* START Records to process *
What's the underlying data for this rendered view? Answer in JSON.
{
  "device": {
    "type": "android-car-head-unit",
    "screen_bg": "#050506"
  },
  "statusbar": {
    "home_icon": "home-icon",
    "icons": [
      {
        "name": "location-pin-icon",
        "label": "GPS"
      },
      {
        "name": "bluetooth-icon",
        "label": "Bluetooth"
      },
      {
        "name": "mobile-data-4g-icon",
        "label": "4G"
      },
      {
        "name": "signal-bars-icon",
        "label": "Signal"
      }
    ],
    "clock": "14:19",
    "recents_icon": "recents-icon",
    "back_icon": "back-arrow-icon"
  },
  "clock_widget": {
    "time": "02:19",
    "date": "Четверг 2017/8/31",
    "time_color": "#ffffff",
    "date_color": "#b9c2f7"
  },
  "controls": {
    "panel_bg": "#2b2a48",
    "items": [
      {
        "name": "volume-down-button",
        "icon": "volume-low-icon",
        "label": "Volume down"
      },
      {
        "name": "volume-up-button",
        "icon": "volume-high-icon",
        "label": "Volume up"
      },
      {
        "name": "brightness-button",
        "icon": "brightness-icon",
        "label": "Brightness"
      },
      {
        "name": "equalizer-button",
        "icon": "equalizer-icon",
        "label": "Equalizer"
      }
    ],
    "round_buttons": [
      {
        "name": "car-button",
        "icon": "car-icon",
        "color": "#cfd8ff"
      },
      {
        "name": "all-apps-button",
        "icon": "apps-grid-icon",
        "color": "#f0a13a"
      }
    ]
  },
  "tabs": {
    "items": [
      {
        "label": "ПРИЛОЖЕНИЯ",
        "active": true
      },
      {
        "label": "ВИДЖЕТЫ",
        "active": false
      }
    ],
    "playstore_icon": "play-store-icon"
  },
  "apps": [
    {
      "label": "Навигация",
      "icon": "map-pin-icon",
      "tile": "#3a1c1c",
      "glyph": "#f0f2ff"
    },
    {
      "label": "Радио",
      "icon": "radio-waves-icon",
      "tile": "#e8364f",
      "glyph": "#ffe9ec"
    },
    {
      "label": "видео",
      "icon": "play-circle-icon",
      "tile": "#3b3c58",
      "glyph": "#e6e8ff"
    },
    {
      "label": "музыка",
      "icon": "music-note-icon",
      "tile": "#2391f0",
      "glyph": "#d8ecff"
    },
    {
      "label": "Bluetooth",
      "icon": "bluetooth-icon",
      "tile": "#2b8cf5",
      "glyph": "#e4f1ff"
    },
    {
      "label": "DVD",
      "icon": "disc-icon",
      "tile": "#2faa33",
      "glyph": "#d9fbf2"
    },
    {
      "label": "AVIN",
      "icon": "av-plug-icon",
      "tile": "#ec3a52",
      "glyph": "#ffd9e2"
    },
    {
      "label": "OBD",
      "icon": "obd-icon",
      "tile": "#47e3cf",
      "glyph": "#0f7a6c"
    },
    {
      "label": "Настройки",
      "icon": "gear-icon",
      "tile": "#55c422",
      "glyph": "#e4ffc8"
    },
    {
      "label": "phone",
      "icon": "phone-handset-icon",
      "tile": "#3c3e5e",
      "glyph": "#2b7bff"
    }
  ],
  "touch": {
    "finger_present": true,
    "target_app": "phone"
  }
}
* END Records to process *
Output every entry shown above, exactly.

__Finished answer__
What's the underlying data for this rendered view? Answer in JSON.
{
  "device": {
    "type": "android-car-head-unit",
    "screen_bg": "#050506"
  },
  "statusbar": {
    "home_icon": "home-icon",
    "icons": [
      {
        "name": "location-pin-icon",
        "label": "GPS"
      },
      {
        "name": "bluetooth-icon",
        "label": "Bluetooth"
      },
      {
        "name": "mobile-data-4g-icon",
        "label": "4G"
      },
      {
        "name": "signal-bars-icon",
        "label": "Signal"
      }
    ],
    "clock": "14:19",
    "recents_icon": "recents-icon",
    "back_icon": "back-arrow-icon"
  },
  "clock_widget": {
    "time": "02:19",
    "date": "Четверг 2017/8/31",
    "time_color": "#ffffff",
    "date_color": "#b9c2f7"
  },
  "controls": {
    "panel_bg": "#2b2a48",
    "items": [
      {
        "name": "volume-down-button",
        "icon": "volume-low-icon",
        "label": "Volume down"
      },
      {
        "name": "volume-up-button",
        "icon": "volume-high-icon",
        "label": "Volume up"
      },
      {
        "name": "brightness-button",
        "icon": "brightness-icon",
        "label": "Brightness"
      },
      {
        "name": "equalizer-button",
        "icon": "equalizer-icon",
        "label": "Equalizer"
      }
    ],
    "round_buttons": [
      {
        "name": "car-button",
        "icon": "car-icon",
        "color": "#cfd8ff"
      },
      {
        "name": "all-apps-button",
        "icon": "apps-grid-icon",
        "color": "#f0a13a"
      }
    ]
  },
  "tabs": {
    "items": [
      {
        "label": "ПРИЛОЖЕНИЯ",
        "active": true
      },
      {
        "label": "ВИДЖЕТЫ",
        "active": false
      }
    ],
    "playstore_icon": "play-store-icon"
  },
  "apps": [
    {
      "label": "Навигация",
      "icon": "map-pin-icon",
      "tile": "#3a1c1c",
      "glyph": "#f0f2ff"
    },
    {
      "label": "Радио",
      "icon": "radio-waves-icon",
      "tile": "#e8364f",
      "glyph": "#ffe9ec"
    },
    {
      "label": "видео",
      "icon": "play-circle-icon",
      "tile": "#3b3c58",
      "glyph": "#e6e8ff"
    },
    {
      "label": "музыка",
      "icon": "music-note-icon",
      "tile": "#2391f0",
      "glyph": "#d8ecff"
    },
    {
      "label": "Bluetooth",
      "icon": "bluetooth-icon",
      "tile": "#2b8cf5",
      "glyph": "#e4f1ff"
    },
    {
      "label": "DVD",
      "icon": "disc-icon",
      "tile": "#2faa33",
      "glyph": "#d9fbf2"
    },
    {
      "label": "AVIN",
      "icon": "av-plug-icon",
      "tile": "#ec3a52",
      "glyph": "#ffd9e2"
    },
    {
      "label": "OBD",
      "icon": "obd-icon",
      "tile": "#47e3cf",
      "glyph": "#0f7a6c"
    },
    {
      "label": "Настройки",
      "icon": "gear-icon",
      "tile": "#55c422",
      "glyph": "#e4ffc8"
    },
    {
      "label": "phone",
      "icon": "phone-handset-icon",
      "tile": "#3c3e5e",
      "glyph": "#2b7bff"
    }
  ],
  "touch": {
    "finger_present": true,
    "target_app": "phone"
  }
}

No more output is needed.